### [WHAT IS NEEDED]
Write out each entry again. Keep every word exactly as it is.

### [DATA SHOWN]
-*-

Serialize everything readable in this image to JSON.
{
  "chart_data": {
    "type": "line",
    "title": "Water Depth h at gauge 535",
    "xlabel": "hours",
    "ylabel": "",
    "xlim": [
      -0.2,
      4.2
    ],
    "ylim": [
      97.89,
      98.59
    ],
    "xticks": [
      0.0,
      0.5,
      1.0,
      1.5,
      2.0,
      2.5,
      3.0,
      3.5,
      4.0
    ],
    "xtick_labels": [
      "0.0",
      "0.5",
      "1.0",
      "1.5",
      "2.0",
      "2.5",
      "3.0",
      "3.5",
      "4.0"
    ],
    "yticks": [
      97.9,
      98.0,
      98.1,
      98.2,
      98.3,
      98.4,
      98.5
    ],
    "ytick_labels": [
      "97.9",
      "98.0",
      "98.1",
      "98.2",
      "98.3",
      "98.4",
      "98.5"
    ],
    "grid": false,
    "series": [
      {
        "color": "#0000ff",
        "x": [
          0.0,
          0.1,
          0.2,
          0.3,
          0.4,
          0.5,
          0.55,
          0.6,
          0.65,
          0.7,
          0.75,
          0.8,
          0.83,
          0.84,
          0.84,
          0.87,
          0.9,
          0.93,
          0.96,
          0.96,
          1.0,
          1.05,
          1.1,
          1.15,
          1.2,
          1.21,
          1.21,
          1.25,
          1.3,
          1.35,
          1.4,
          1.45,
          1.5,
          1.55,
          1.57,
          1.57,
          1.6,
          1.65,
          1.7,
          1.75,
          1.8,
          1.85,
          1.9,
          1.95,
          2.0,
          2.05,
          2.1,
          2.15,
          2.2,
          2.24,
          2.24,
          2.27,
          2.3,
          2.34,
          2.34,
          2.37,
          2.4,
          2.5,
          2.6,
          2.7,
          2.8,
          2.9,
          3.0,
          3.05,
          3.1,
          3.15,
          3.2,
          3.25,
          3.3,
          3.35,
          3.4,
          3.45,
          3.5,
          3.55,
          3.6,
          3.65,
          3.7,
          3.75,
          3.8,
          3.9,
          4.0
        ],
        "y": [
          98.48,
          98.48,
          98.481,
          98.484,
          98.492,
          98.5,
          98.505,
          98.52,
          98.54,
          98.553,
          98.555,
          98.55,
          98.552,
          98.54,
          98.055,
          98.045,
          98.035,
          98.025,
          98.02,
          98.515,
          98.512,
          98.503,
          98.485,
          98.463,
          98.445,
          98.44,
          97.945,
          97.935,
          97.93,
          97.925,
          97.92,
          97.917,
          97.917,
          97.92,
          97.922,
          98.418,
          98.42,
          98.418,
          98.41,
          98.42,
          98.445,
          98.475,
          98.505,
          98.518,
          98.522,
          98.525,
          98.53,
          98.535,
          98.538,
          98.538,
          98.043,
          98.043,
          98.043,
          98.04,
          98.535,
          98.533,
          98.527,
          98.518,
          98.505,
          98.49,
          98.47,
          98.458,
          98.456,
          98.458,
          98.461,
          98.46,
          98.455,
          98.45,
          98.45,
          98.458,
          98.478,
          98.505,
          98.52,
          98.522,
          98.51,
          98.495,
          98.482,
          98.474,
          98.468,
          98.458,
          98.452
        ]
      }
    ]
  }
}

-*-

### [FULL RESPONSE]
Serialize everything readable in this image to JSON.
{
  "chart_data": {
    "type": "line",
    "title": "Water Depth h at gauge 535",
    "xlabel": "hours",
    "ylabel": "",
    "xlim": [
      -0.2,
      4.2
    ],
    "ylim": [
      97.89,
      98.59
    ],
    "xticks": [
      0.0,
      0.5,
      1.0,
      1.5,
      2.0,
      2.5,
      3.0,
      3.5,
      4.0
    ],
    "xtick_labels": [
      "0.0",
      "0.5",
      "1.0",
      "1.5",
      "2.0",
      "2.5",
      "3.0",
      "3.5",
      "4.0"
    ],
    "yticks": [
      97.9,
      98.0,
      98.1,
      98.2,
      98.3,
      98.4,
      98.5
    ],
    "ytick_labels": [
      "97.9",
      "98.0",
      "98.1",
      "98.2",
      "98.3",
      "98.4",
      "98.5"
    ],
    "grid": false,
    "series": [
      {
        "color": "#0000ff",
        "x": [
          0.0,
          0.1,
          0.2,
          0.3,
          0.4,
          0.5,
          0.55,
          0.6,
          0.65,
          0.7,
          0.75,
          0.8,
          0.83,
          0.84,
          0.84,
          0.87,
          0.9,
          0.93,
          0.96,
          0.96,
          1.0,
          1.05,
          1.1,
          1.15,
          1.2,
          1.21,
          1.21,
          1.25,
          1.3,
          1.35,
          1.4,
          1.45,
          1.5,
          1.55,
          1.57,
          1.57,
          1.6,
          1.65,
          1.7,
          1.75,
          1.8,
          1.85,
          1.9,
          1.95,
          2.0,
          2.05,
          2.1,
          2.15,
          2.2,
          2.24,
          2.24,
          2.27,
          2.3,
          2.34,
          2.34,
          2.37,
          2.4,
          2.5,
          2.6,
          2.7,
          2.8,
          2.9,
          3.0,
          3.05,
          3.1,
          3.15,
          3.2,
          3.25,
          3.3,
          3.35,
          3.4,
          3.45,
          3.5,
          3.55,
          3.6,
          3.65,
          3.7,
          3.75,
          3.8,
          3.9,
          4.0
        ],
        "y": [
          98.48,
          98.48,
          98.481,
          98.484,
          98.492,
          98.5,
          98.505,
          98.52,
          98.54,
          98.553,
          98.555,
          98.55,
          98.552,
          98.54,
          98.055,
          98.045,
          98.035,
          98.025,
          98.02,
          98.515,
          98.512,
          98.503,
          98.485,
          98.463,
          98.445,
          98.44,
          97.945,
          97.935,
          97.93,
          97.925,
          97.92,
          97.917,
          97.917,
          97.92,
          97.922,
          98.418,
          98.42,
          98.418,
          98.41,
          98.42,
          98.445,
          98.475,
          98.505,
          98.518,
          98.522,
          98.525,
          98.53,
          98.535,
          98.538,
          98.538,
          98.043,
          98.043,
          98.043,
          98.04,
          98.535,
          98.533,
          98.527,
          98.518,
          98.505,
          98.49,
          98.47,
          98.458,
          98.456,
          98.458,
          98.461,
          98.46,
          98.455,
          98.45,
          98.45,
          98.458,
          98.478,
          98.505,
          98.52,
          98.522,
          98.51,
          98.495,
          98.482,
          98.474,
          98.468,
          98.458,
          98.452
        ]
      }
    ]
  }
}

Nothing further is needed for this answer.